[Rows from a dataset]
::::

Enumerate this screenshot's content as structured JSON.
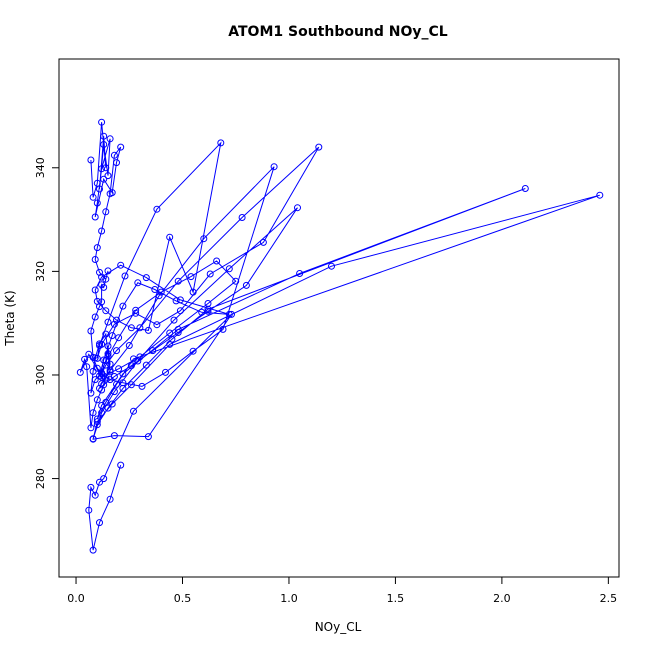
{
  "chart_data": {
    "type": "line",
    "title": "ATOM1 Southbound NOy_CL",
    "xlabel": "NOy_CL",
    "ylabel": "Theta (K)",
    "xlim": [
      -0.08,
      2.55
    ],
    "ylim": [
      261,
      361
    ],
    "x_ticks": [
      0.0,
      0.5,
      1.0,
      1.5,
      2.0,
      2.5
    ],
    "x_tick_labels": [
      "0.0",
      "0.5",
      "1.0",
      "1.5",
      "2.0",
      "2.5"
    ],
    "y_ticks": [
      280,
      300,
      320,
      340
    ],
    "y_tick_labels": [
      "280",
      "300",
      "320",
      "340"
    ],
    "grid": false,
    "legend": "none",
    "line_color": "#0000ff",
    "marker": "open-circle",
    "series": [
      {
        "x": [
          0.07,
          0.08,
          0.1,
          0.12,
          0.14,
          0.13,
          0.11,
          0.13,
          0.15,
          0.16,
          0.12,
          0.1,
          0.09,
          0.13,
          0.17,
          0.19,
          0.21,
          0.18,
          0.16,
          0.14,
          0.12,
          0.1,
          0.09,
          0.11,
          0.14,
          0.15,
          0.13,
          0.12,
          0.12,
          0.11,
          0.09,
          0.07,
          0.08,
          0.1,
          0.13,
          0.16,
          0.15,
          0.14,
          0.11,
          0.09,
          0.08,
          0.07,
          0.09,
          0.12,
          0.14,
          0.15,
          0.16,
          0.14,
          0.12,
          0.1,
          0.08,
          0.07,
          0.05,
          0.04,
          0.02,
          0.06,
          0.12,
          0.2,
          0.3,
          0.44,
          0.62,
          0.75,
          0.66,
          0.54,
          0.4,
          0.28,
          0.2,
          0.15,
          0.11,
          0.13,
          0.17,
          0.22,
          0.29,
          0.37,
          0.47,
          0.59,
          0.72,
          0.49,
          0.33,
          0.21,
          0.12,
          0.09,
          0.1,
          0.14,
          0.19,
          0.26,
          0.34,
          0.44,
          0.55,
          0.68,
          0.38,
          0.23,
          0.15,
          0.11,
          0.1,
          0.12,
          0.18,
          0.28,
          0.38,
          0.49,
          0.63,
          0.88,
          1.14,
          0.78,
          0.48,
          0.3,
          0.19,
          0.14,
          0.12,
          0.16,
          0.22,
          0.31,
          0.42,
          0.55,
          0.69,
          0.93,
          0.6,
          0.39,
          0.25,
          0.16,
          0.12,
          0.11,
          0.13,
          0.18,
          0.26,
          0.36,
          0.48,
          0.62,
          0.8,
          1.04,
          0.72,
          0.46,
          0.29,
          0.18,
          0.12,
          0.08,
          0.1,
          0.15,
          0.22,
          0.33,
          0.45,
          0.62,
          2.11,
          1.05,
          0.48,
          0.22,
          0.12,
          0.1,
          0.14,
          0.19,
          0.27,
          2.46,
          1.2,
          0.44,
          0.26,
          0.17,
          0.1,
          0.08,
          0.18,
          0.34,
          0.73,
          0.27,
          0.13,
          0.11,
          0.09,
          0.07,
          0.06,
          0.08,
          0.11,
          0.16,
          0.21
        ],
        "y": [
          341.5,
          334.3,
          337.0,
          348.8,
          340.0,
          346.1,
          335.9,
          344.5,
          338.5,
          345.6,
          339.8,
          333.2,
          330.5,
          337.8,
          335.2,
          341.0,
          344.0,
          342.4,
          335.0,
          331.5,
          327.8,
          324.6,
          322.3,
          319.8,
          318.5,
          320.1,
          316.9,
          317.4,
          314.1,
          313.2,
          311.2,
          308.5,
          303.4,
          301.3,
          299.8,
          300.6,
          304.1,
          307.9,
          306.0,
          303.3,
          300.7,
          296.5,
          299.1,
          300.4,
          302.8,
          305.6,
          302.1,
          299.4,
          297.1,
          295.2,
          292.7,
          289.8,
          301.6,
          303.0,
          300.5,
          304.0,
          299.6,
          301.2,
          303.5,
          308.1,
          313.8,
          318.1,
          322.0,
          319.0,
          316.0,
          312.5,
          307.2,
          303.6,
          299.8,
          302.9,
          307.6,
          313.3,
          317.8,
          316.5,
          314.3,
          312.1,
          311.7,
          314.5,
          318.8,
          321.2,
          318.9,
          316.4,
          314.2,
          312.4,
          310.6,
          309.1,
          308.6,
          326.6,
          316.0,
          344.8,
          332.0,
          319.1,
          310.2,
          305.7,
          303.2,
          305.9,
          309.8,
          311.9,
          309.7,
          312.4,
          319.5,
          325.6,
          344.0,
          330.4,
          318.1,
          309.1,
          304.7,
          301.9,
          300.2,
          299.1,
          298.5,
          297.8,
          300.5,
          304.6,
          308.8,
          340.2,
          326.3,
          315.3,
          305.7,
          300.9,
          298.3,
          297.4,
          298.1,
          299.7,
          301.8,
          304.7,
          308.2,
          312.3,
          317.3,
          332.3,
          320.5,
          310.6,
          302.7,
          296.8,
          292.7,
          287.7,
          290.4,
          293.6,
          297.4,
          301.9,
          306.9,
          312.7,
          336.0,
          319.6,
          308.8,
          300.2,
          294.1,
          291.5,
          294.7,
          298.2,
          303.1,
          334.7,
          321.0,
          305.9,
          298.1,
          294.4,
          291.0,
          287.6,
          288.3,
          288.1,
          311.7,
          293.0,
          280.0,
          279.3,
          276.8,
          278.3,
          273.9,
          266.2,
          271.5,
          276.0,
          282.6
        ]
      }
    ]
  }
}
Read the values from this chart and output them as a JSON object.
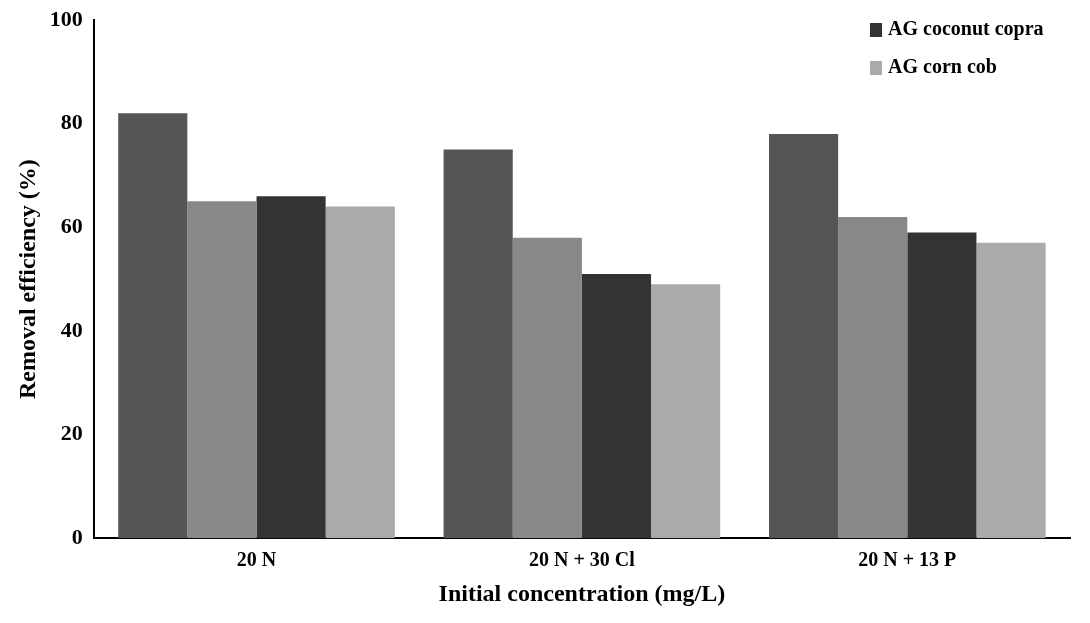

::::

INSTRUCTIONS FOR THE TASK: Your task is to retype all the entries exactly and leave out any pictures.

OUTPUT OF THE TASK:
Enumerate this screenshot's content as structured JSON.
{
  "chart_data": {
    "type": "line",
    "title": "ATOM1 Southbound NOy_CL",
    "xlabel": "NOy_CL",
    "ylabel": "Theta (K)",
    "xlim": [
      -0.08,
      2.55
    ],
    "ylim": [
      261,
      361
    ],
    "x_ticks": [
      0.0,
      0.5,
      1.0,
      1.5,
      2.0,
      2.5
    ],
    "x_tick_labels": [
      "0.0",
      "0.5",
      "1.0",
      "1.5",
      "2.0",
      "2.5"
    ],
    "y_ticks": [
      280,
      300,
      320,
      340
    ],
    "y_tick_labels": [
      "280",
      "300",
      "320",
      "340"
    ],
    "grid": false,
    "legend": "none",
    "line_color": "#0000ff",
    "marker": "open-circle",
    "series": [
      {
        "x": [
          0.07,
          0.08,
          0.1,
          0.12,
          0.14,
          0.13,
          0.11,
          0.13,
          0.15,
          0.16,
          0.12,
          0.1,
          0.09,
          0.13,
          0.17,
          0.19,
          0.21,
          0.18,
          0.16,
          0.14,
          0.12,
          0.1,
          0.09,
          0.11,
          0.14,
          0.15,
          0.13,
          0.12,
          0.12,
          0.11,
          0.09,
          0.07,
          0.08,
          0.1,
          0.13,
          0.16,
          0.15,
          0.14,
          0.11,
          0.09,
          0.08,
          0.07,
          0.09,
          0.12,
          0.14,
          0.15,
          0.16,
          0.14,
          0.12,
          0.1,
          0.08,
          0.07,
          0.05,
          0.04,
          0.02,
          0.06,
          0.12,
          0.2,
          0.3,
          0.44,
          0.62,
          0.75,
          0.66,
          0.54,
          0.4,
          0.28,
          0.2,
          0.15,
          0.11,
          0.13,
          0.17,
          0.22,
          0.29,
          0.37,
          0.47,
          0.59,
          0.72,
          0.49,
          0.33,
          0.21,
          0.12,
          0.09,
          0.1,
          0.14,
          0.19,
          0.26,
          0.34,
          0.44,
          0.55,
          0.68,
          0.38,
          0.23,
          0.15,
          0.11,
          0.1,
          0.12,
          0.18,
          0.28,
          0.38,
          0.49,
          0.63,
          0.88,
          1.14,
          0.78,
          0.48,
          0.3,
          0.19,
          0.14,
          0.12,
          0.16,
          0.22,
          0.31,
          0.42,
          0.55,
          0.69,
          0.93,
          0.6,
          0.39,
          0.25,
          0.16,
          0.12,
          0.11,
          0.13,
          0.18,
          0.26,
          0.36,
          0.48,
          0.62,
          0.8,
          1.04,
          0.72,
          0.46,
          0.29,
          0.18,
          0.12,
          0.08,
          0.1,
          0.15,
          0.22,
          0.33,
          0.45,
          0.62,
          2.11,
          1.05,
          0.48,
          0.22,
          0.12,
          0.1,
          0.14,
          0.19,
          0.27,
          2.46,
          1.2,
          0.44,
          0.26,
          0.17,
          0.1,
          0.08,
          0.18,
          0.34,
          0.73,
          0.27,
          0.13,
          0.11,
          0.09,
          0.07,
          0.06,
          0.08,
          0.11,
          0.16,
          0.21
        ],
        "y": [
          341.5,
          334.3,
          337.0,
          348.8,
          340.0,
          346.1,
          335.9,
          344.5,
          338.5,
          345.6,
          339.8,
          333.2,
          330.5,
          337.8,
          335.2,
          341.0,
          344.0,
          342.4,
          335.0,
          331.5,
          327.8,
          324.6,
          322.3,
          319.8,
          318.5,
          320.1,
          316.9,
          317.4,
          314.1,
          313.2,
          311.2,
          308.5,
          303.4,
          301.3,
          299.8,
          300.6,
          304.1,
          307.9,
          306.0,
          303.3,
          300.7,
          296.5,
          299.1,
          300.4,
          302.8,
          305.6,
          302.1,
          299.4,
          297.1,
          295.2,
          292.7,
          289.8,
          301.6,
          303.0,
          300.5,
          304.0,
          299.6,
          301.2,
          303.5,
          308.1,
          313.8,
          318.1,
          322.0,
          319.0,
          316.0,
          312.5,
          307.2,
          303.6,
          299.8,
          302.9,
          307.6,
          313.3,
          317.8,
          316.5,
          314.3,
          312.1,
          311.7,
          314.5,
          318.8,
          321.2,
          318.9,
          316.4,
          314.2,
          312.4,
          310.6,
          309.1,
          308.6,
          326.6,
          316.0,
          344.8,
          332.0,
          319.1,
          310.2,
          305.7,
          303.2,
          305.9,
          309.8,
          311.9,
          309.7,
          312.4,
          319.5,
          325.6,
          344.0,
          330.4,
          318.1,
          309.1,
          304.7,
          301.9,
          300.2,
          299.1,
          298.5,
          297.8,
          300.5,
          304.6,
          308.8,
          340.2,
          326.3,
          315.3,
          305.7,
          300.9,
          298.3,
          297.4,
          298.1,
          299.7,
          301.8,
          304.7,
          308.2,
          312.3,
          317.3,
          332.3,
          320.5,
          310.6,
          302.7,
          296.8,
          292.7,
          287.7,
          290.4,
          293.6,
          297.4,
          301.9,
          306.9,
          312.7,
          336.0,
          319.6,
          308.8,
          300.2,
          294.1,
          291.5,
          294.7,
          298.2,
          303.1,
          334.7,
          321.0,
          305.9,
          298.1,
          294.4,
          291.0,
          287.6,
          288.3,
          288.1,
          311.7,
          293.0,
          280.0,
          279.3,
          276.8,
          278.3,
          273.9,
          266.2,
          271.5,
          276.0,
          282.6
        ]
      }
    ]
  }
}
Read the values from this chart and output them as a JSON object.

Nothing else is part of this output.